**Your objective:**
Every entry below should be repeated exactly; the pictures should not.

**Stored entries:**
-----

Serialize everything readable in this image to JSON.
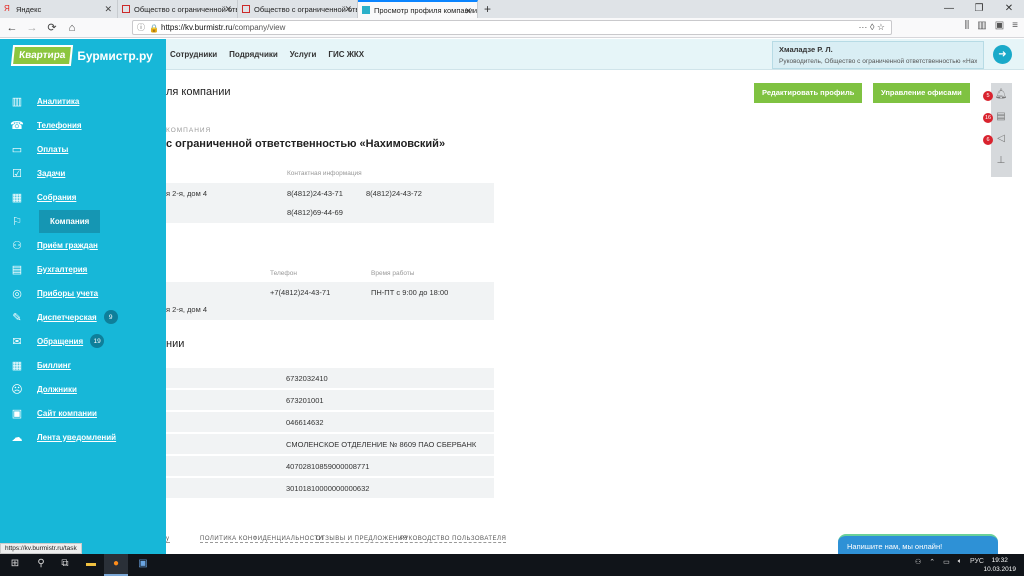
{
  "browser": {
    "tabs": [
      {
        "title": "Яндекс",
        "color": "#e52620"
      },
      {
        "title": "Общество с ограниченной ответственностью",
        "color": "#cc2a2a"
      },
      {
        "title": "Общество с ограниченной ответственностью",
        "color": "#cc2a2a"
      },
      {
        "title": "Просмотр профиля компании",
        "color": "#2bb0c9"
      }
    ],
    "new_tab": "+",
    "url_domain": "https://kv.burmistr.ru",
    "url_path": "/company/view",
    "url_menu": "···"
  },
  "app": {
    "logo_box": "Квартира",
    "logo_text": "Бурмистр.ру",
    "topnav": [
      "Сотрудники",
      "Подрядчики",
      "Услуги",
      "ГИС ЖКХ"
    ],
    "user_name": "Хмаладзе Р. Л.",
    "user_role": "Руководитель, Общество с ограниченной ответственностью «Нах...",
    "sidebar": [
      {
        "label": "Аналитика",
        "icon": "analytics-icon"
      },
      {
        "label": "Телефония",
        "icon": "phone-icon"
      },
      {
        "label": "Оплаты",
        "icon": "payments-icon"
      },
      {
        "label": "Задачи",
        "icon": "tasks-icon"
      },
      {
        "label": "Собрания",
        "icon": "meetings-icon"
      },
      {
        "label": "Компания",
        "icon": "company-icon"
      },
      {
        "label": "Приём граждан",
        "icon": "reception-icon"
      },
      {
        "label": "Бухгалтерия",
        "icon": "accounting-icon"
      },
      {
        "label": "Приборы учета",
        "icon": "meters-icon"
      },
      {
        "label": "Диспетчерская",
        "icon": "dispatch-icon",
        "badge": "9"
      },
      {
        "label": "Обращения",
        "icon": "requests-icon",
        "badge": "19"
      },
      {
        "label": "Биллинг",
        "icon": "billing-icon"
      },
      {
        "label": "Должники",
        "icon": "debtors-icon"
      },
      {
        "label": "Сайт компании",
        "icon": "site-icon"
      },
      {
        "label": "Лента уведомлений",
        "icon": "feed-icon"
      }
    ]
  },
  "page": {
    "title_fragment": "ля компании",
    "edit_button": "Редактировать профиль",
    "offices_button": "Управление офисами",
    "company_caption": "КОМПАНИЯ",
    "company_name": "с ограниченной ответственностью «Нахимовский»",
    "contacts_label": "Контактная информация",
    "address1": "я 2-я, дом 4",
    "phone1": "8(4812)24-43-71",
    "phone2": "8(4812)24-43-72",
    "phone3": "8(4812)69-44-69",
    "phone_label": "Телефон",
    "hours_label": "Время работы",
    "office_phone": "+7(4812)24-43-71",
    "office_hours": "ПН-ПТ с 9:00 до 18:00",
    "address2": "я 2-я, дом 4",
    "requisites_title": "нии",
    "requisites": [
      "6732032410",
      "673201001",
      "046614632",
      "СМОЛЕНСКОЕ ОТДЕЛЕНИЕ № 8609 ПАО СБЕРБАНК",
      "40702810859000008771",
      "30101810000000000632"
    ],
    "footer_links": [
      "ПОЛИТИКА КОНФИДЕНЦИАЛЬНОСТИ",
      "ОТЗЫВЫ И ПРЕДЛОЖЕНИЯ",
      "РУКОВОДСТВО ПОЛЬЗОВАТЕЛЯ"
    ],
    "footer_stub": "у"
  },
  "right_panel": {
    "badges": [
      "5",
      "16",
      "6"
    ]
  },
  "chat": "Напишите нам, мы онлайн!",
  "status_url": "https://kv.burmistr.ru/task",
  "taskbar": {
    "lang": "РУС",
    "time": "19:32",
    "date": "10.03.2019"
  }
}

-----

**The answer:**
Serialize everything readable in this image to JSON.
{
  "browser": {
    "tabs": [
      {
        "title": "Яндекс",
        "color": "#e52620"
      },
      {
        "title": "Общество с ограниченной ответственностью",
        "color": "#cc2a2a"
      },
      {
        "title": "Общество с ограниченной ответственностью",
        "color": "#cc2a2a"
      },
      {
        "title": "Просмотр профиля компании",
        "color": "#2bb0c9"
      }
    ],
    "new_tab": "+",
    "url_domain": "https://kv.burmistr.ru",
    "url_path": "/company/view",
    "url_menu": "···"
  },
  "app": {
    "logo_box": "Квартира",
    "logo_text": "Бурмистр.ру",
    "topnav": [
      "Сотрудники",
      "Подрядчики",
      "Услуги",
      "ГИС ЖКХ"
    ],
    "user_name": "Хмаладзе Р. Л.",
    "user_role": "Руководитель, Общество с ограниченной ответственностью «Нах...",
    "sidebar": [
      {
        "label": "Аналитика",
        "icon": "analytics-icon"
      },
      {
        "label": "Телефония",
        "icon": "phone-icon"
      },
      {
        "label": "Оплаты",
        "icon": "payments-icon"
      },
      {
        "label": "Задачи",
        "icon": "tasks-icon"
      },
      {
        "label": "Собрания",
        "icon": "meetings-icon"
      },
      {
        "label": "Компания",
        "icon": "company-icon"
      },
      {
        "label": "Приём граждан",
        "icon": "reception-icon"
      },
      {
        "label": "Бухгалтерия",
        "icon": "accounting-icon"
      },
      {
        "label": "Приборы учета",
        "icon": "meters-icon"
      },
      {
        "label": "Диспетчерская",
        "icon": "dispatch-icon",
        "badge": "9"
      },
      {
        "label": "Обращения",
        "icon": "requests-icon",
        "badge": "19"
      },
      {
        "label": "Биллинг",
        "icon": "billing-icon"
      },
      {
        "label": "Должники",
        "icon": "debtors-icon"
      },
      {
        "label": "Сайт компании",
        "icon": "site-icon"
      },
      {
        "label": "Лента уведомлений",
        "icon": "feed-icon"
      }
    ]
  },
  "page": {
    "title_fragment": "ля компании",
    "edit_button": "Редактировать профиль",
    "offices_button": "Управление офисами",
    "company_caption": "КОМПАНИЯ",
    "company_name": "с ограниченной ответственностью «Нахимовский»",
    "contacts_label": "Контактная информация",
    "address1": "я 2-я, дом 4",
    "phone1": "8(4812)24-43-71",
    "phone2": "8(4812)24-43-72",
    "phone3": "8(4812)69-44-69",
    "phone_label": "Телефон",
    "hours_label": "Время работы",
    "office_phone": "+7(4812)24-43-71",
    "office_hours": "ПН-ПТ с 9:00 до 18:00",
    "address2": "я 2-я, дом 4",
    "requisites_title": "нии",
    "requisites": [
      "6732032410",
      "673201001",
      "046614632",
      "СМОЛЕНСКОЕ ОТДЕЛЕНИЕ № 8609 ПАО СБЕРБАНК",
      "40702810859000008771",
      "30101810000000000632"
    ],
    "footer_links": [
      "ПОЛИТИКА КОНФИДЕНЦИАЛЬНОСТИ",
      "ОТЗЫВЫ И ПРЕДЛОЖЕНИЯ",
      "РУКОВОДСТВО ПОЛЬЗОВАТЕЛЯ"
    ],
    "footer_stub": "у"
  },
  "right_panel": {
    "badges": [
      "5",
      "16",
      "6"
    ]
  },
  "chat": "Напишите нам, мы онлайн!",
  "status_url": "https://kv.burmistr.ru/task",
  "taskbar": {
    "lang": "РУС",
    "time": "19:32",
    "date": "10.03.2019"
  }
}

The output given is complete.